Written task: Return the entries below verbatim. Pictures stay out.

○ ○ ○ ○ ○

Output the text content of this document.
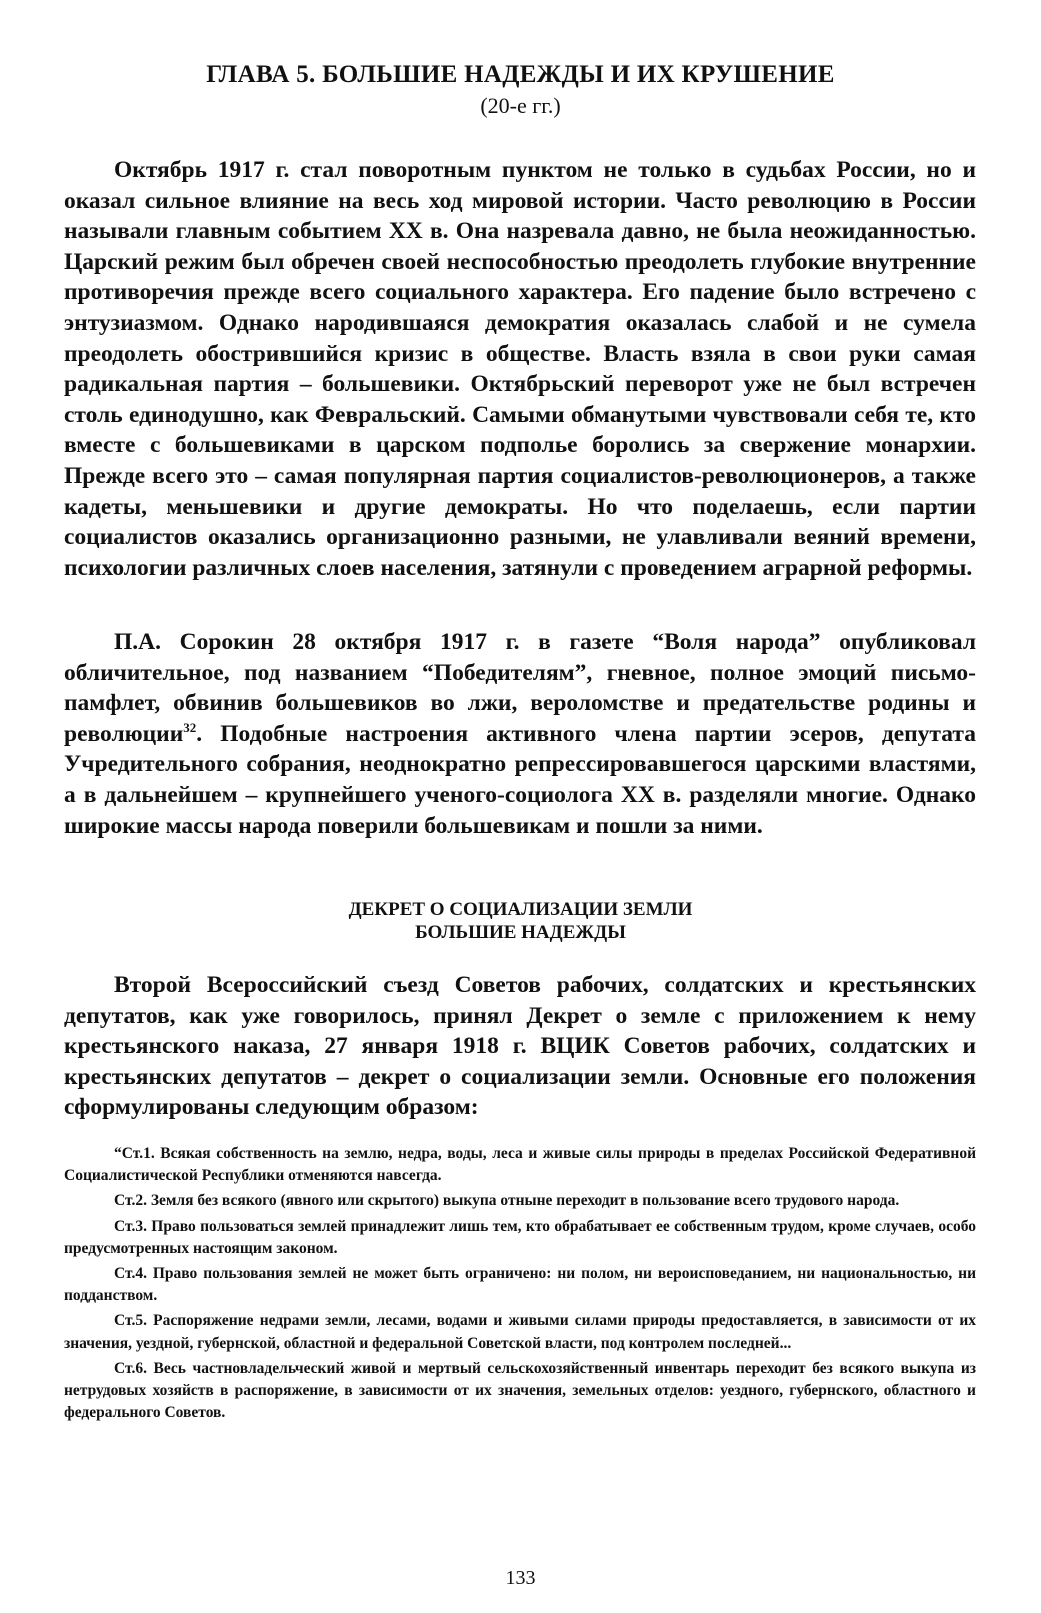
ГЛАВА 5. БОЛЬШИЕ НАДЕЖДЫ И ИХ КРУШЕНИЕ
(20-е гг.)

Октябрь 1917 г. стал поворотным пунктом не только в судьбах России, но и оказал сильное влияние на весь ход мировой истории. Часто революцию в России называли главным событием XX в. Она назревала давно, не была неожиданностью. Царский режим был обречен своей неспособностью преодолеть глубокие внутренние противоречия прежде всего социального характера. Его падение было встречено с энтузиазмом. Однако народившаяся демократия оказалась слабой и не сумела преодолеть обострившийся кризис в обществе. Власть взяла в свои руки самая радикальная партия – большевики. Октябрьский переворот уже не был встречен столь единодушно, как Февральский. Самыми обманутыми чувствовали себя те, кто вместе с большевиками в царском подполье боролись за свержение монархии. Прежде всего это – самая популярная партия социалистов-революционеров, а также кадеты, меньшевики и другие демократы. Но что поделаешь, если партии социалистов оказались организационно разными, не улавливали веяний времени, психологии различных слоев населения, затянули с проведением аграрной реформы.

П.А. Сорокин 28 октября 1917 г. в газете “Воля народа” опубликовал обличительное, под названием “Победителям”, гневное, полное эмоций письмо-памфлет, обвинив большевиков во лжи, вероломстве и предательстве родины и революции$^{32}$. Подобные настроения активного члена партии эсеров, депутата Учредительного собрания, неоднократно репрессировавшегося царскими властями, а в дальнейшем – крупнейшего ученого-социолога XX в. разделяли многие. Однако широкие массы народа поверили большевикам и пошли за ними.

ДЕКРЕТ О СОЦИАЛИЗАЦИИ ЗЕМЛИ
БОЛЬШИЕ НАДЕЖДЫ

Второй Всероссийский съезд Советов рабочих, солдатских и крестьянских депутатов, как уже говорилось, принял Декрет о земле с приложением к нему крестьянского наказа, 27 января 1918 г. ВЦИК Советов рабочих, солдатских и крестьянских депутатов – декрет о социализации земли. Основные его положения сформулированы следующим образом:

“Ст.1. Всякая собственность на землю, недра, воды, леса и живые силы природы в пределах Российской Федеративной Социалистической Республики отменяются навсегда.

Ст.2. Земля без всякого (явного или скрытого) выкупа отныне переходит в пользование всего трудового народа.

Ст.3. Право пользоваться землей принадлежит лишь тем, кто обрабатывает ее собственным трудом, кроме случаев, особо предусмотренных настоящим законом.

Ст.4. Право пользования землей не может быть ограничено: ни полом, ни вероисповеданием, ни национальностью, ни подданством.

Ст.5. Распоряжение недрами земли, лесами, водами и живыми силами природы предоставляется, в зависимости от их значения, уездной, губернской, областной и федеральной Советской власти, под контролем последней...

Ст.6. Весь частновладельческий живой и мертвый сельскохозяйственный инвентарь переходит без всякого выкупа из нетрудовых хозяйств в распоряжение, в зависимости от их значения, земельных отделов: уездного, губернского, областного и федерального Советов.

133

○ ○ ○ ○ ○

Finished answer:
Output the text content of this document.
ГЛАВА 5. БОЛЬШИЕ НАДЕЖДЫ И ИХ КРУШЕНИЕ
(20-е гг.)

Октябрь 1917 г. стал поворотным пунктом не только в судьбах России, но и оказал сильное влияние на весь ход мировой истории. Часто революцию в России называли главным событием XX в. Она назревала давно, не была неожиданностью. Царский режим был обречен своей неспособностью преодолеть глубокие внутренние противоречия прежде всего социального характера. Его падение было встречено с энтузиазмом. Однако народившаяся демократия оказалась слабой и не сумела преодолеть обострившийся кризис в обществе. Власть взяла в свои руки самая радикальная партия – большевики. Октябрьский переворот уже не был встречен столь единодушно, как Февральский. Самыми обманутыми чувствовали себя те, кто вместе с большевиками в царском подполье боролись за свержение монархии. Прежде всего это – самая популярная партия социалистов-революционеров, а также кадеты, меньшевики и другие демократы. Но что поделаешь, если партии социалистов оказались организационно разными, не улавливали веяний времени, психологии различных слоев населения, затянули с проведением аграрной реформы.

П.А. Сорокин 28 октября 1917 г. в газете “Воля народа” опубликовал обличительное, под названием “Победителям”, гневное, полное эмоций письмо-памфлет, обвинив большевиков во лжи, вероломстве и предательстве родины и революции$^{32}$. Подобные настроения активного члена партии эсеров, депутата Учредительного собрания, неоднократно репрессировавшегося царскими властями, а в дальнейшем – крупнейшего ученого-социолога XX в. разделяли многие. Однако широкие массы народа поверили большевикам и пошли за ними.

ДЕКРЕТ О СОЦИАЛИЗАЦИИ ЗЕМЛИ
БОЛЬШИЕ НАДЕЖДЫ

Второй Всероссийский съезд Советов рабочих, солдатских и крестьянских депутатов, как уже говорилось, принял Декрет о земле с приложением к нему крестьянского наказа, 27 января 1918 г. ВЦИК Советов рабочих, солдатских и крестьянских депутатов – декрет о социализации земли. Основные его положения сформулированы следующим образом:

“Ст.1. Всякая собственность на землю, недра, воды, леса и живые силы природы в пределах Российской Федеративной Социалистической Республики отменяются навсегда.

Ст.2. Земля без всякого (явного или скрытого) выкупа отныне переходит в пользование всего трудового народа.

Ст.3. Право пользоваться землей принадлежит лишь тем, кто обрабатывает ее собственным трудом, кроме случаев, особо предусмотренных настоящим законом.

Ст.4. Право пользования землей не может быть ограничено: ни полом, ни вероисповеданием, ни национальностью, ни подданством.

Ст.5. Распоряжение недрами земли, лесами, водами и живыми силами природы предоставляется, в зависимости от их значения, уездной, губернской, областной и федеральной Советской власти, под контролем последней...

Ст.6. Весь частновладельческий живой и мертвый сельскохозяйственный инвентарь переходит без всякого выкупа из нетрудовых хозяйств в распоряжение, в зависимости от их значения, земельных отделов: уездного, губернского, областного и федерального Советов.

133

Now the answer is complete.